(EXERCISE DESCRIPTION): Look through the material below. Copy each line that contains the string "into".

(RECORDS FOR THE TASK):
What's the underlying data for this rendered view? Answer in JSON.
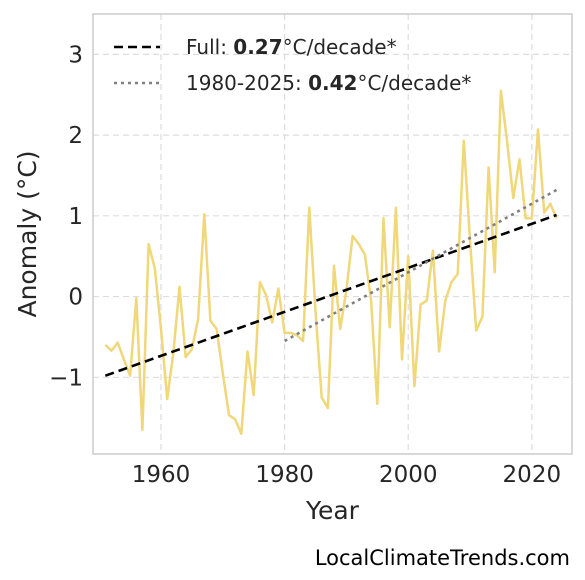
{
  "chart_data": {
    "type": "line",
    "xlabel": "Year",
    "ylabel": "Anomaly (°C)",
    "xlim": [
      1949,
      2026.5
    ],
    "ylim": [
      -1.95,
      3.5
    ],
    "xticks": [
      1960,
      1980,
      2000,
      2020
    ],
    "yticks": [
      -1,
      0,
      1,
      2,
      3
    ],
    "ytick_labels": [
      "−1",
      "0",
      "1",
      "2",
      "3"
    ],
    "grid": true,
    "legend_position": "top-left",
    "series": [
      {
        "color": "#f0d77a",
        "x": [
          1951,
          1952,
          1953,
          1954,
          1955,
          1956,
          1957,
          1958,
          1959,
          1960,
          1961,
          1962,
          1963,
          1964,
          1965,
          1966,
          1967,
          1968,
          1969,
          1970,
          1971,
          1972,
          1973,
          1974,
          1975,
          1976,
          1977,
          1978,
          1979,
          1980,
          1981,
          1982,
          1983,
          1984,
          1985,
          1986,
          1987,
          1988,
          1989,
          1990,
          1991,
          1992,
          1993,
          1994,
          1995,
          1996,
          1997,
          1998,
          1999,
          2000,
          2001,
          2002,
          2003,
          2004,
          2005,
          2006,
          2007,
          2008,
          2009,
          2010,
          2011,
          2012,
          2013,
          2014,
          2015,
          2016,
          2017,
          2018,
          2019,
          2020,
          2021,
          2022,
          2023,
          2024
        ],
        "values": [
          -0.6,
          -0.67,
          -0.57,
          -0.78,
          -0.98,
          -0.02,
          -1.65,
          0.65,
          0.35,
          -0.4,
          -1.27,
          -0.7,
          0.12,
          -0.75,
          -0.65,
          -0.28,
          1.02,
          -0.3,
          -0.4,
          -0.95,
          -1.47,
          -1.52,
          -1.7,
          -0.68,
          -1.22,
          0.18,
          0.02,
          -0.32,
          0.1,
          -0.45,
          -0.45,
          -0.48,
          -0.55,
          1.1,
          -0.18,
          -1.25,
          -1.38,
          0.38,
          -0.4,
          0.08,
          0.75,
          0.65,
          0.52,
          -0.05,
          -1.33,
          0.97,
          -0.38,
          1.1,
          -0.78,
          0.5,
          -1.11,
          -0.1,
          -0.05,
          0.57,
          -0.68,
          -0.05,
          0.18,
          0.28,
          1.93,
          0.7,
          -0.42,
          -0.25,
          1.6,
          0.3,
          2.55,
          1.92,
          1.22,
          1.7,
          0.97,
          0.97,
          2.07,
          1.04,
          1.15,
          0.97
        ]
      }
    ],
    "trendlines": [
      {
        "label_prefix": "Full: ",
        "value": "0.27",
        "unit": "°C/decade*",
        "style": "dashed",
        "color": "#000000",
        "x": [
          1951,
          2024
        ],
        "y": [
          -0.98,
          1.01
        ]
      },
      {
        "label_prefix": "1980-2025: ",
        "value": "0.42",
        "unit": "°C/decade*",
        "style": "dotted",
        "color": "#808080",
        "x": [
          1980,
          2024
        ],
        "y": [
          -0.55,
          1.32
        ]
      }
    ]
  },
  "watermark": "LocalClimateTrends.com"
}
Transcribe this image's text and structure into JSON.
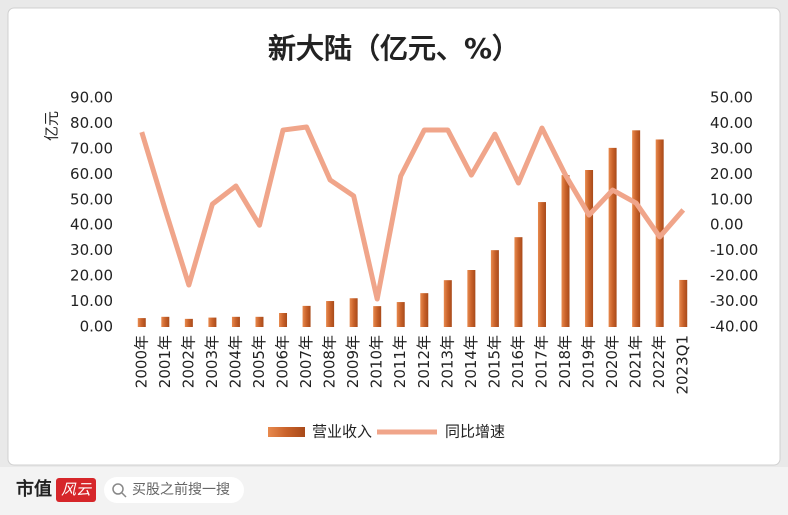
{
  "chart_data": {
    "type": "bar_line",
    "title": "新大陆（亿元、%）",
    "y_label": "亿元",
    "categories": [
      "2000年",
      "2001年",
      "2002年",
      "2003年",
      "2004年",
      "2005年",
      "2006年",
      "2007年",
      "2008年",
      "2009年",
      "2010年",
      "2011年",
      "2012年",
      "2013年",
      "2014年",
      "2015年",
      "2016年",
      "2017年",
      "2018年",
      "2019年",
      "2020年",
      "2021年",
      "2022年",
      "2023Q1"
    ],
    "series": [
      {
        "name": "营业收入",
        "type": "bar",
        "color": "#c9622a",
        "axis": "y",
        "values": [
          3.5,
          4.0,
          3.2,
          3.7,
          4.0,
          4.0,
          5.5,
          8.3,
          10.2,
          11.3,
          8.2,
          9.8,
          13.3,
          18.4,
          22.4,
          30.2,
          35.3,
          49.1,
          59.7,
          61.7,
          70.4,
          77.3,
          73.7,
          18.5
        ]
      },
      {
        "name": "同比增速",
        "type": "line",
        "color": "#f0a58a",
        "axis": "y2",
        "values": [
          36.6,
          6,
          -23.5,
          8.3,
          15.4,
          0,
          37.4,
          38.6,
          17.8,
          11.5,
          -29,
          19.3,
          37.4,
          37.4,
          19.7,
          35.8,
          16.6,
          38.2,
          19.7,
          4,
          13.8,
          8.7,
          -4.6,
          6
        ]
      }
    ],
    "ylim": [
      0,
      90
    ],
    "yticks": [
      {
        "value": 0,
        "label": "0.00"
      },
      {
        "value": 10,
        "label": "10.00"
      },
      {
        "value": 20,
        "label": "20.00"
      },
      {
        "value": 30,
        "label": "30.00"
      },
      {
        "value": 40,
        "label": "40.00"
      },
      {
        "value": 50,
        "label": "50.00"
      },
      {
        "value": 60,
        "label": "60.00"
      },
      {
        "value": 70,
        "label": "70.00"
      },
      {
        "value": 80,
        "label": "80.00"
      },
      {
        "value": 90,
        "label": "90.00"
      }
    ],
    "y2lim": [
      -40,
      50
    ],
    "y2ticks": [
      {
        "value": -40,
        "label": "-40.00"
      },
      {
        "value": -30,
        "label": "-30.00"
      },
      {
        "value": -20,
        "label": "-20.00"
      },
      {
        "value": -10,
        "label": "-10.00"
      },
      {
        "value": 0,
        "label": "0.00"
      },
      {
        "value": 10,
        "label": "10.00"
      },
      {
        "value": 20,
        "label": "20.00"
      },
      {
        "value": 30,
        "label": "30.00"
      },
      {
        "value": 40,
        "label": "40.00"
      },
      {
        "value": 50,
        "label": "50.00"
      }
    ],
    "grid": false,
    "legend": "bottom"
  },
  "footer": {
    "brand": "市值",
    "logo": "风云",
    "search": "买股之前搜一搜"
  }
}
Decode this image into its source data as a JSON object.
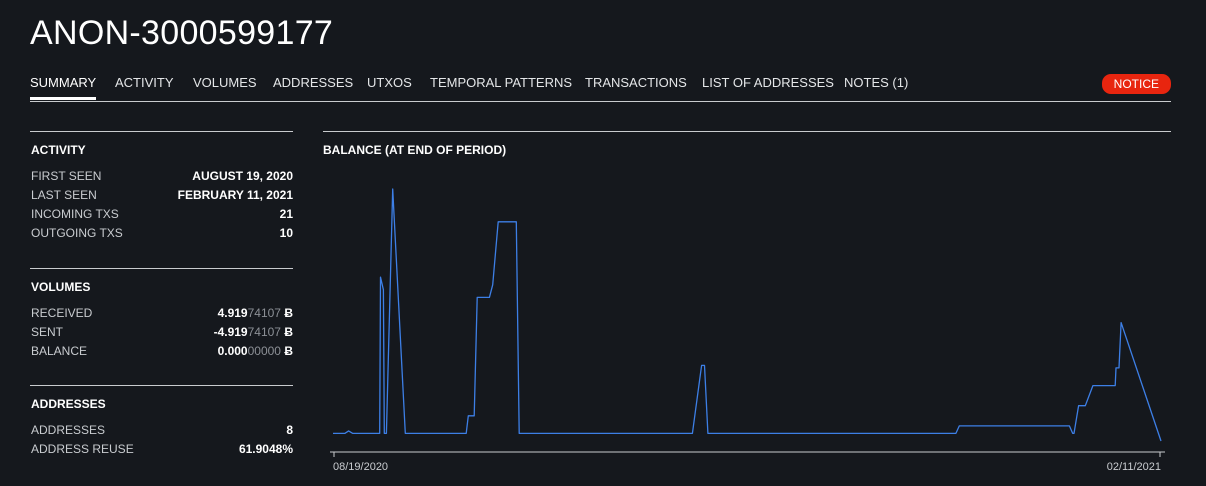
{
  "title": "ANON-3000599177",
  "tabs": [
    {
      "label": "SUMMARY",
      "active": true
    },
    {
      "label": "ACTIVITY"
    },
    {
      "label": "VOLUMES"
    },
    {
      "label": "ADDRESSES"
    },
    {
      "label": "UTXOS"
    },
    {
      "label": "TEMPORAL PATTERNS"
    },
    {
      "label": "TRANSACTIONS"
    },
    {
      "label": "LIST OF ADDRESSES"
    },
    {
      "label": "NOTES (1)"
    }
  ],
  "notice_label": "NOTICE",
  "activity": {
    "title": "ACTIVITY",
    "rows": [
      {
        "label": "FIRST SEEN",
        "value": "AUGUST 19, 2020"
      },
      {
        "label": "LAST SEEN",
        "value": "FEBRUARY 11, 2021"
      },
      {
        "label": "INCOMING TXS",
        "value": "21"
      },
      {
        "label": "OUTGOING TXS",
        "value": "10"
      }
    ]
  },
  "volumes": {
    "title": "VOLUMES",
    "rows": [
      {
        "label": "RECEIVED",
        "value_bold": "4.919",
        "value_dim": "74107",
        "unit": "Ƀ"
      },
      {
        "label": "SENT",
        "value_bold": "-4.919",
        "value_dim": "74107",
        "unit": "Ƀ"
      },
      {
        "label": "BALANCE",
        "value_bold": "0.000",
        "value_dim": "00000",
        "unit": "Ƀ"
      }
    ]
  },
  "addresses": {
    "title": "ADDRESSES",
    "rows": [
      {
        "label": "ADDRESSES",
        "value": "8"
      },
      {
        "label": "ADDRESS REUSE",
        "value": "61.9048%"
      }
    ]
  },
  "colors": {
    "line": "#3d7fe6",
    "notice": "#e8250f",
    "background": "#15181d"
  },
  "chart_data": {
    "type": "line",
    "title": "BALANCE (AT END OF PERIOD)",
    "x_tick_labels": [
      "08/19/2020",
      "02/11/2021"
    ],
    "x_range": [
      "2020-08-19",
      "2021-02-11"
    ],
    "y_axis_visible": false,
    "grid": false,
    "series": [
      {
        "x": [
          0,
          2.8,
          3.7,
          4.7,
          5.2,
          11.1,
          11.3,
          12,
          12.2,
          12.7,
          14.2,
          17.2,
          31.7,
          32.2,
          33.6,
          34.3,
          35.1,
          37.2,
          38,
          39.3,
          43.6,
          44.3,
          45.6,
          85.5,
          87.7,
          88.4,
          89.2,
          102.9,
          103.5,
          148.2,
          149,
          156.9,
          158.2,
          175.2,
          176,
          176.3,
          177.4,
          179,
          180.8,
          186.1,
          186.3,
          187,
          187.5,
          197
        ],
        "y": [
          0.03,
          0.03,
          0.04,
          0.03,
          0.03,
          0.03,
          0.65,
          0.6,
          0.03,
          0.03,
          1.0,
          0.03,
          0.03,
          0.1,
          0.1,
          0.57,
          0.57,
          0.57,
          0.62,
          0.87,
          0.87,
          0.03,
          0.03,
          0.03,
          0.3,
          0.3,
          0.03,
          0.03,
          0.03,
          0.03,
          0.06,
          0.06,
          0.06,
          0.06,
          0.03,
          0.03,
          0.14,
          0.14,
          0.22,
          0.22,
          0.29,
          0.29,
          0.47,
          0.0
        ]
      }
    ]
  }
}
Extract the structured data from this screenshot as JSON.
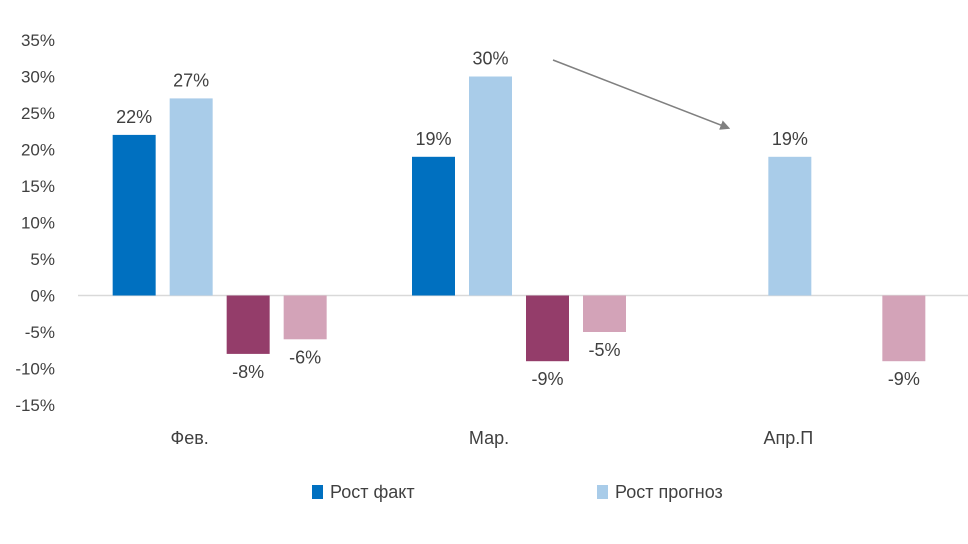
{
  "chart_data": {
    "type": "bar",
    "title": "",
    "xlabel": "",
    "ylabel": "",
    "categories": [
      "Фев.",
      "Мар.",
      "Апр.П"
    ],
    "ylim": [
      -15,
      35
    ],
    "ytick_step": 5,
    "ytick_suffix": "%",
    "grid": false,
    "legend_position": "bottom",
    "series": [
      {
        "name": "Рост факт",
        "values": [
          22,
          19,
          null
        ],
        "labels": [
          "22%",
          "19%",
          ""
        ],
        "color": "#0070c0",
        "in_legend": true
      },
      {
        "name": "Рост прогноз",
        "values": [
          27,
          30,
          19
        ],
        "labels": [
          "27%",
          "30%",
          "19%"
        ],
        "color": "#a9cce9",
        "in_legend": true
      },
      {
        "name": "",
        "values": [
          -8,
          -9,
          null
        ],
        "labels": [
          "-8%",
          "-9%",
          ""
        ],
        "color": "#943d6a",
        "in_legend": false
      },
      {
        "name": "",
        "values": [
          -6,
          -5,
          -9
        ],
        "labels": [
          "-6%",
          "-5%",
          "-9%"
        ],
        "color": "#d3a3b8",
        "in_legend": false
      }
    ],
    "annotations": [
      {
        "type": "arrow",
        "from_category": "Мар.",
        "to_category": "Апр.П",
        "color": "#808080"
      }
    ]
  }
}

(THE COMPLETED TASK):
Transcribe this image's text and structure into JSON.
Decode this image into its source data as a JSON object.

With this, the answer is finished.